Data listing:
^^^^

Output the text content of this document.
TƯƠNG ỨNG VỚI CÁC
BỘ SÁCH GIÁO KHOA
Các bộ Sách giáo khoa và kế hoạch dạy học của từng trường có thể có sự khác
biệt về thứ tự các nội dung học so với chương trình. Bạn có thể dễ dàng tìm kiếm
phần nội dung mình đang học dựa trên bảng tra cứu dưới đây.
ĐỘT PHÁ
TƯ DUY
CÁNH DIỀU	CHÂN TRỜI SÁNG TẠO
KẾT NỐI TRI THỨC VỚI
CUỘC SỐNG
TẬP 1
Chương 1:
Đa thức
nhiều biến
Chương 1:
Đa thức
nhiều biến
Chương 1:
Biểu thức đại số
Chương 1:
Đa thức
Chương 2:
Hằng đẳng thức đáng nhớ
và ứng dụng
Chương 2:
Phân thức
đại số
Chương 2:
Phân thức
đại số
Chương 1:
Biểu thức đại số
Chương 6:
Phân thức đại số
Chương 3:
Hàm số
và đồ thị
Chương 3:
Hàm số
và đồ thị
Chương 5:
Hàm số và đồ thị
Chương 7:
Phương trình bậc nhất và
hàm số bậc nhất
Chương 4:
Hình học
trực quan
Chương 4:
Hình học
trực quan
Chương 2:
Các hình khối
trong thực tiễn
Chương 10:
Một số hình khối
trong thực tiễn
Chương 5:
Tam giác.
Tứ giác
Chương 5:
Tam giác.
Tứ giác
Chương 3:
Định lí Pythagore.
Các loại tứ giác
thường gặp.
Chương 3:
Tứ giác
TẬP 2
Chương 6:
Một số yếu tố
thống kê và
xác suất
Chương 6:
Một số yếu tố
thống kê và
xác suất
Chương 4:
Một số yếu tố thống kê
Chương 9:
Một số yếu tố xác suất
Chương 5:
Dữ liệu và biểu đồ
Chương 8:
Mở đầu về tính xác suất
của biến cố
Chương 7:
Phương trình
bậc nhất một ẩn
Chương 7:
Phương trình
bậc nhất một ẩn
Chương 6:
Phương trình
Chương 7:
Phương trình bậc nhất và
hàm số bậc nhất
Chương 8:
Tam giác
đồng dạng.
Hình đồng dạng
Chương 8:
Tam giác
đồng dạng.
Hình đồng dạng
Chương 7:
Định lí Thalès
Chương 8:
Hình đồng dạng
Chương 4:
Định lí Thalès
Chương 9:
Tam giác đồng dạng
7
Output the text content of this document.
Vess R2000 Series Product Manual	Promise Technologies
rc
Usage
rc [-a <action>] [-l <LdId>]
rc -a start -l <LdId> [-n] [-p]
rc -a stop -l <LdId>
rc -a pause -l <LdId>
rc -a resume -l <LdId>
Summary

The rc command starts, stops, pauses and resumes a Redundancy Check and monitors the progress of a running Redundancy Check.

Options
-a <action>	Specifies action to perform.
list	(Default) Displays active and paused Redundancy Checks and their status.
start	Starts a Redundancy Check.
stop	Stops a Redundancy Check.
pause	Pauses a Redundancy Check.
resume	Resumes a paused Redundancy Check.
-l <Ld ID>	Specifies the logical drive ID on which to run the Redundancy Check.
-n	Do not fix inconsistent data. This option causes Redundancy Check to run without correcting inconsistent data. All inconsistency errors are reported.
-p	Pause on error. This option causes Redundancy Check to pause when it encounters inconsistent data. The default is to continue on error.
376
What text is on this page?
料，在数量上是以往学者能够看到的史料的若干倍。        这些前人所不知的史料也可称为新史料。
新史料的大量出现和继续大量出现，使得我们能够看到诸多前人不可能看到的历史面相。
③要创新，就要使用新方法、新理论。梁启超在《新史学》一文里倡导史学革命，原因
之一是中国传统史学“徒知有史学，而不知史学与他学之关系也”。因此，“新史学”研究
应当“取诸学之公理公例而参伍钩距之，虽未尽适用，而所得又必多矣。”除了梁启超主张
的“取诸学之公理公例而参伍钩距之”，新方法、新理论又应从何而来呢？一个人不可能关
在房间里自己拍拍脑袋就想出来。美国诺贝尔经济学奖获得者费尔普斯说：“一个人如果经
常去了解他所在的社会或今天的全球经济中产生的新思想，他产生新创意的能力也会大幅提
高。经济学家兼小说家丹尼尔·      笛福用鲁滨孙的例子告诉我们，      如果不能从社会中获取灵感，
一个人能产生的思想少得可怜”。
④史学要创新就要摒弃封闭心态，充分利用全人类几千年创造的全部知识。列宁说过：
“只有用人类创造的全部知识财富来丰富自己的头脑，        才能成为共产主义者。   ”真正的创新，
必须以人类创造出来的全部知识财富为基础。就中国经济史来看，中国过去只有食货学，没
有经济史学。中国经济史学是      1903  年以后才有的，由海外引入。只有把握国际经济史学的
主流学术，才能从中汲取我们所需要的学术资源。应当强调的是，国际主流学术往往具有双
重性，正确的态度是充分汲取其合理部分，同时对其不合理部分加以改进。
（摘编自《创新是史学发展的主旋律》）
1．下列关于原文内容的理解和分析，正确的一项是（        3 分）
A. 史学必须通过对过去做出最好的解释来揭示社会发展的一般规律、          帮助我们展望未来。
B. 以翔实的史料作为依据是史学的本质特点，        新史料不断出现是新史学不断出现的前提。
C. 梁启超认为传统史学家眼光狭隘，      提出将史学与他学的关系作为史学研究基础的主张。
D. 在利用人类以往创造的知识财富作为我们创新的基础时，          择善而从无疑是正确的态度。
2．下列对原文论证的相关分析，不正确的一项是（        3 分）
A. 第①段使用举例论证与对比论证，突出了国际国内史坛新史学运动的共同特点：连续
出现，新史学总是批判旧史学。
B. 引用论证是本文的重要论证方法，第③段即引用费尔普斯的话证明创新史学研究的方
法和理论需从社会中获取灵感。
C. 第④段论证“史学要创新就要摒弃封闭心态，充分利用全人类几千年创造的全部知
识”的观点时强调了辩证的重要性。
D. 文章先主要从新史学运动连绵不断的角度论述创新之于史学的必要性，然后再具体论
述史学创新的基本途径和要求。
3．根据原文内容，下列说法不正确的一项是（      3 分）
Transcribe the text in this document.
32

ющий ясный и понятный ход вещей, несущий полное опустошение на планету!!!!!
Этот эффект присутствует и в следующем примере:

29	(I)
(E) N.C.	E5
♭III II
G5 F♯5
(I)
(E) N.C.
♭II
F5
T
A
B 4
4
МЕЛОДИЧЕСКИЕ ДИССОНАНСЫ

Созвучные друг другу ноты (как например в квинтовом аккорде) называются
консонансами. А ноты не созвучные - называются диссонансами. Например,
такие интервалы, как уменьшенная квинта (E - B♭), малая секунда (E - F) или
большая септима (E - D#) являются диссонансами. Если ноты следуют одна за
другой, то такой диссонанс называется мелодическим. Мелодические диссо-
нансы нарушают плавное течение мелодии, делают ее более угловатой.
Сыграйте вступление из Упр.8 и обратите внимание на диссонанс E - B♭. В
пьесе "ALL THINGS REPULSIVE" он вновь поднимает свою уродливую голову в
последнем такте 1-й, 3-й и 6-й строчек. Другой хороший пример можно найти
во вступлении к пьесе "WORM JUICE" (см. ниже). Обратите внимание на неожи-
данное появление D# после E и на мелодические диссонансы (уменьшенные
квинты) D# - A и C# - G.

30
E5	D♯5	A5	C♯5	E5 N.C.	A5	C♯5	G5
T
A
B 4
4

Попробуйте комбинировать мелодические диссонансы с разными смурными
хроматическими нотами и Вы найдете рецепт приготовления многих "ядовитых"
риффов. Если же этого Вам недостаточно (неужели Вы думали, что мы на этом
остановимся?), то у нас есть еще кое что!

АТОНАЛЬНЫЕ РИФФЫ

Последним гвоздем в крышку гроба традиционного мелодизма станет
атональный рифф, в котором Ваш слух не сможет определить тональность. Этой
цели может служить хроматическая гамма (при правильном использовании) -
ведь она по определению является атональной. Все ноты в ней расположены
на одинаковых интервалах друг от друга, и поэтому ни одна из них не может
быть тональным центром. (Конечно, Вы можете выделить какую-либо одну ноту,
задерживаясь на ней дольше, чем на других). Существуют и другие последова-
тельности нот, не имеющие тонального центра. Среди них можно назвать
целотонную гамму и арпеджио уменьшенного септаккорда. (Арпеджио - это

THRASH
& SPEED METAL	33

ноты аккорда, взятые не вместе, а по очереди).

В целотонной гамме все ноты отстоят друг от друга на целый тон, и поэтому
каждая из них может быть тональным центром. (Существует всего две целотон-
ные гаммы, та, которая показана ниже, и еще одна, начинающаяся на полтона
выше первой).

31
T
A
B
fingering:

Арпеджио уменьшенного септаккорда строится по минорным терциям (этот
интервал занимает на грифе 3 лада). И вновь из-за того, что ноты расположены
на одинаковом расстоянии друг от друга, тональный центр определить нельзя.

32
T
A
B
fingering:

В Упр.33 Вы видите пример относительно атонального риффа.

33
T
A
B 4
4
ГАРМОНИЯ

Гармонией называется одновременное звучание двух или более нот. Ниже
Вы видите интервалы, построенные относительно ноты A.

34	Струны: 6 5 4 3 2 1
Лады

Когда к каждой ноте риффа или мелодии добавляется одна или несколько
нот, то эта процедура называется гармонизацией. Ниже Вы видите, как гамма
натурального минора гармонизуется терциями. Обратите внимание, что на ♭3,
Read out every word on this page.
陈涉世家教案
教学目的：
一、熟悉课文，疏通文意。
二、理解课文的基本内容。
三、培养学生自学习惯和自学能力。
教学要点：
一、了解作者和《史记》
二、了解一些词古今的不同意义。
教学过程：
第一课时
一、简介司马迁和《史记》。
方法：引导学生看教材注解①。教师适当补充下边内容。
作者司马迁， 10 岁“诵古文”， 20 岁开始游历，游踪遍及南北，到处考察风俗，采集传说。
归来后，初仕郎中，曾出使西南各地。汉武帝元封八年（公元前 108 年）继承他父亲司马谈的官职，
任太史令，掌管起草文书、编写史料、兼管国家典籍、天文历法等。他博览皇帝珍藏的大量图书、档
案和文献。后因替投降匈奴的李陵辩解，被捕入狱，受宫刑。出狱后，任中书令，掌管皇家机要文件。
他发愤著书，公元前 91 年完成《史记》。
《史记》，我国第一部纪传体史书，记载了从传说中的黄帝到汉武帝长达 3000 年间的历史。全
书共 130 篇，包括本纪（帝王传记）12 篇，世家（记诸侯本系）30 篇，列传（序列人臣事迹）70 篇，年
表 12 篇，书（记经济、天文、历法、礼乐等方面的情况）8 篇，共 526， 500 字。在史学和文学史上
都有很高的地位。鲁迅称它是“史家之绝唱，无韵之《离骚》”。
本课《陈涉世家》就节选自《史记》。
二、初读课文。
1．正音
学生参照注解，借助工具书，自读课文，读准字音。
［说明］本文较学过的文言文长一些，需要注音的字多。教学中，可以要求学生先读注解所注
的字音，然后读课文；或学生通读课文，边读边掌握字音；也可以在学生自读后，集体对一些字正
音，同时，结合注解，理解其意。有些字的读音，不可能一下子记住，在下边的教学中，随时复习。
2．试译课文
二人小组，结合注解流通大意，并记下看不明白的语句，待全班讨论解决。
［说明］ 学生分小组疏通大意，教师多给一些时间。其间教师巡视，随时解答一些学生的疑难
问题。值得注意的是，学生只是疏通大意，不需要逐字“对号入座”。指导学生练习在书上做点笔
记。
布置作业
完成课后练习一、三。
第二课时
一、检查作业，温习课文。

^^^^

**WHAT IS BEING ASKED**
Extract, exactly as they appear, the lines from the one containing "Read out every word on this page." through the final line.

**IN RESPONSE**
Read out every word on this page.
陈涉世家教案
教学目的：
一、熟悉课文，疏通文意。
二、理解课文的基本内容。
三、培养学生自学习惯和自学能力。
教学要点：
一、了解作者和《史记》
二、了解一些词古今的不同意义。
教学过程：
第一课时
一、简介司马迁和《史记》。
方法：引导学生看教材注解①。教师适当补充下边内容。
作者司马迁， 10 岁“诵古文”， 20 岁开始游历，游踪遍及南北，到处考察风俗，采集传说。
归来后，初仕郎中，曾出使西南各地。汉武帝元封八年（公元前 108 年）继承他父亲司马谈的官职，
任太史令，掌管起草文书、编写史料、兼管国家典籍、天文历法等。他博览皇帝珍藏的大量图书、档
案和文献。后因替投降匈奴的李陵辩解，被捕入狱，受宫刑。出狱后，任中书令，掌管皇家机要文件。
他发愤著书，公元前 91 年完成《史记》。
《史记》，我国第一部纪传体史书，记载了从传说中的黄帝到汉武帝长达 3000 年间的历史。全
书共 130 篇，包括本纪（帝王传记）12 篇，世家（记诸侯本系）30 篇，列传（序列人臣事迹）70 篇，年
表 12 篇，书（记经济、天文、历法、礼乐等方面的情况）8 篇，共 526， 500 字。在史学和文学史上
都有很高的地位。鲁迅称它是“史家之绝唱，无韵之《离骚》”。
本课《陈涉世家》就节选自《史记》。
二、初读课文。
1．正音
学生参照注解，借助工具书，自读课文，读准字音。
［说明］本文较学过的文言文长一些，需要注音的字多。教学中，可以要求学生先读注解所注
的字音，然后读课文；或学生通读课文，边读边掌握字音；也可以在学生自读后，集体对一些字正
音，同时，结合注解，理解其意。有些字的读音，不可能一下子记住，在下边的教学中，随时复习。
2．试译课文
二人小组，结合注解流通大意，并记下看不明白的语句，待全班讨论解决。
［说明］ 学生分小组疏通大意，教师多给一些时间。其间教师巡视，随时解答一些学生的疑难
问题。值得注意的是，学生只是疏通大意，不需要逐字“对号入座”。指导学生练习在书上做点笔
记。
布置作业
完成课后练习一、三。
第二课时
一、检查作业，温习课文。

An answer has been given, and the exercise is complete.